A Turning Point for Agricultural Exports to Sub-Saharan Africa

PDF iconPrinter-Friendly PDF

Sub-Saharan Africa’s voracious appetite for imported agricultural goods is a direct result of the region’s robust growth in gross domestic product (GDP) and population. In 2014, Sub-Saharan Africa imported an estimated $48.5 billion1 in food and agricultural products, a value that has been growing rapidly for the last two decades. While U.S. exports to Sub-Saharan Africa have slowed recently (dropping from a record $3.0 billion in 2012, to $2.3 billion in 2014), several key U.S. exports continue to thrive, laying a roadmap for future success in the region. 

Economic Growth Drives Demand for Agricultural Imports

In the last 10 years, Sub-Saharan Africa’s GDP has grown by 60 percent2 and its middle class has expanded by 90 percent3.  This is the fastest growth of any region in the world other than South Asia. The region’s economic growth has created strong demand for agricultural goods.

Set problem => Reproduce verbatim the portion of the report on agricultural exports to Sub-Saharan Africa that begins at the words "Sub-Saharan Africa’s voracious" and stops after "in the region.".

Stored data =>
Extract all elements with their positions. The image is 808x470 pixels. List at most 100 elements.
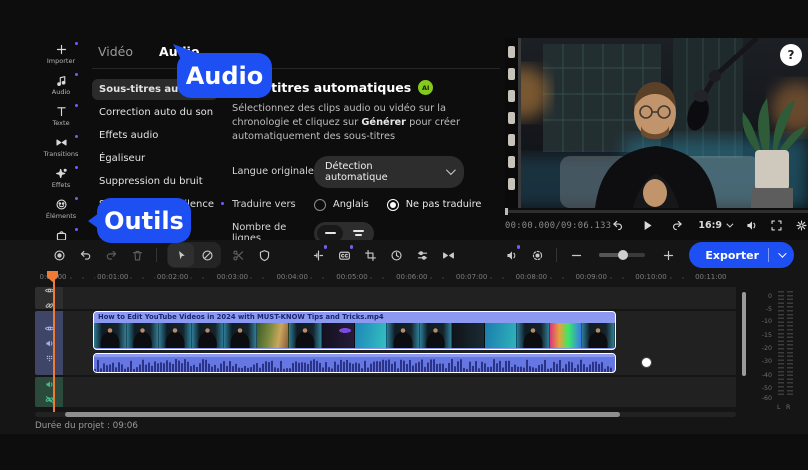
meter-channel-label: L: [777, 404, 781, 411]
ruler-label: 00:02:00: [155, 273, 190, 281]
thumbnail-frame: [550, 323, 583, 348]
chevron-down-icon: [726, 221, 733, 228]
zoom-out-icon[interactable]: [563, 243, 589, 267]
fullscreen-icon[interactable]: [770, 219, 783, 232]
zoom-slider-handle[interactable]: [618, 250, 628, 260]
crop-icon[interactable]: [357, 243, 383, 267]
panel-description: Sélectionnez des clips audio ou vidéo su…: [232, 102, 504, 145]
app-window: Importer Audio Texte Transitions Effets Éléme…: [0, 0, 808, 470]
playhead-line: [53, 272, 55, 412]
ruler-label: 00:01:00: [95, 273, 130, 281]
zoom-in-icon[interactable]: [655, 243, 681, 267]
volume-icon[interactable]: [745, 219, 758, 232]
zoom-slider[interactable]: [599, 253, 645, 257]
step-back-icon[interactable]: [611, 219, 624, 232]
thumbnail-frame: [192, 323, 225, 348]
toolbar-separator: [156, 248, 157, 262]
horizontal-scrollbar[interactable]: [65, 412, 620, 417]
step-forward-icon[interactable]: [671, 219, 684, 232]
preview-panel: ? 00:00.000/09:06.133 16:9: [505, 38, 808, 232]
clip-audio-waveform[interactable]: [93, 353, 616, 373]
chevron-down-icon: [446, 165, 456, 175]
track3-lane[interactable]: [63, 377, 736, 407]
play-button[interactable]: [641, 219, 654, 232]
seek-handle[interactable]: [505, 208, 508, 215]
notification-dot: [75, 135, 78, 138]
tool-list-item[interactable]: Égaliseur: [92, 148, 218, 169]
meter-scale-label: 0: [768, 293, 772, 300]
track-row-2: How to Edit YouTube Videos in 2024 with …: [35, 311, 736, 375]
sparkle-icon: [55, 167, 68, 180]
outils-callout: Outils: [97, 198, 191, 243]
thumbnail-frame: [127, 323, 160, 348]
track2-lane[interactable]: How to Edit YouTube Videos in 2024 with …: [63, 311, 736, 375]
timeline-ruler[interactable]: 0:00:0000:01:0000:02:0000:03:0000:04:000…: [0, 270, 740, 286]
tab-video[interactable]: Vidéo: [98, 44, 133, 59]
sidebar-item-elements[interactable]: Éléments: [36, 195, 86, 223]
sidebar-item-texte[interactable]: Texte: [36, 102, 86, 130]
radio-circle-icon: [387, 199, 399, 211]
thumbnail-frame: [420, 323, 453, 348]
tool-list-item[interactable]: Correction auto du son: [92, 102, 218, 123]
captions-icon[interactable]: [331, 243, 357, 267]
smiley-icon: [55, 198, 68, 211]
ruler-label: 00:03:00: [215, 273, 250, 281]
track3-header[interactable]: [35, 377, 63, 407]
track1-lane[interactable]: [63, 287, 736, 309]
no-overwrite-icon[interactable]: [194, 243, 220, 267]
transition-icon[interactable]: [435, 243, 461, 267]
thumbnail-frame: [517, 323, 550, 348]
tool-list-item[interactable]: Effets audio: [92, 125, 218, 146]
motion-icon[interactable]: [524, 243, 550, 267]
chevron-down-icon: [778, 249, 786, 257]
radio-ne-pas-traduire[interactable]: Ne pas traduire: [387, 199, 482, 211]
gear-icon[interactable]: [795, 219, 808, 232]
aspect-ratio-select[interactable]: 16:9: [698, 220, 731, 231]
thumbnail-frame: [94, 323, 127, 348]
clip-volume-icon[interactable]: [498, 243, 524, 267]
cut-icon[interactable]: [225, 243, 251, 267]
preview-seekbar[interactable]: [505, 210, 808, 213]
sidebar-item-effets[interactable]: Effets: [36, 164, 86, 192]
ai-badge: AI: [418, 80, 433, 95]
sidebar-item-transitions[interactable]: Transitions: [36, 133, 86, 161]
redo-icon[interactable]: [98, 243, 124, 267]
delete-icon[interactable]: [124, 243, 150, 267]
notification-dot: [517, 245, 521, 249]
track-row-1: [35, 287, 736, 309]
radio-anglais[interactable]: Anglais: [314, 199, 369, 211]
help-button[interactable]: ?: [780, 44, 802, 66]
speed-icon[interactable]: [383, 243, 409, 267]
thumbnail-frame: [257, 323, 290, 348]
text-icon: [55, 105, 68, 118]
timeline: Exporter 0:00:0000:01:0000:02:0000:03:00…: [0, 240, 808, 434]
track1-header[interactable]: [35, 287, 63, 309]
marker-icon[interactable]: [251, 243, 277, 267]
ruler-label: 00:05:00: [334, 273, 369, 281]
ruler-label: 00:10:00: [633, 273, 668, 281]
tool-list-item[interactable]: Suppression du bruit: [92, 171, 218, 192]
meter-scale-label: -10: [762, 318, 772, 325]
audio-level-icon[interactable]: [305, 243, 331, 267]
sidebar-item-importer[interactable]: Importer: [36, 40, 86, 68]
language-dropdown[interactable]: Détection automatique: [314, 156, 464, 188]
record-icon[interactable]: [46, 243, 72, 267]
sidebar-item-audio[interactable]: Audio: [36, 71, 86, 99]
thumbnail-frame: [452, 323, 485, 348]
meter-channel-label: R: [786, 404, 790, 411]
export-button[interactable]: Exporter: [689, 242, 794, 268]
track-row-3: [35, 377, 736, 407]
vertical-scrollbar[interactable]: [742, 292, 746, 376]
video-clip[interactable]: How to Edit YouTube Videos in 2024 with …: [93, 311, 616, 350]
track2-header[interactable]: [35, 311, 63, 375]
thumbnail-frame: [582, 323, 615, 348]
tool-mode-group: [167, 242, 221, 268]
horizontal-scrollbar-track: [35, 412, 736, 417]
plus-icon: [55, 43, 68, 56]
pointer-tool-icon[interactable]: [168, 243, 194, 267]
panel-tabs: VidéoAudio: [92, 40, 500, 69]
properties-icon[interactable]: [409, 243, 435, 267]
clip-trim-handle[interactable]: [642, 358, 651, 367]
video-frame: [505, 38, 808, 208]
undo-icon[interactable]: [72, 243, 98, 267]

Worked answer =>
Sub-Saharan Africa’s voracious appetite for imported agricultural goods is a direct result of the region’s robust growth in gross domestic product (GDP) and population. In 2014, Sub-Saharan Africa imported an estimated $48.5 billion1 in food and agricultural products, a value that has been growing rapidly for the last two decades. While U.S. exports to Sub-Saharan Africa have slowed recently (dropping from a record $3.0 billion in 2012, to $2.3 billion in 2014), several key U.S. exports continue to thrive, laying a roadmap for future success in the region.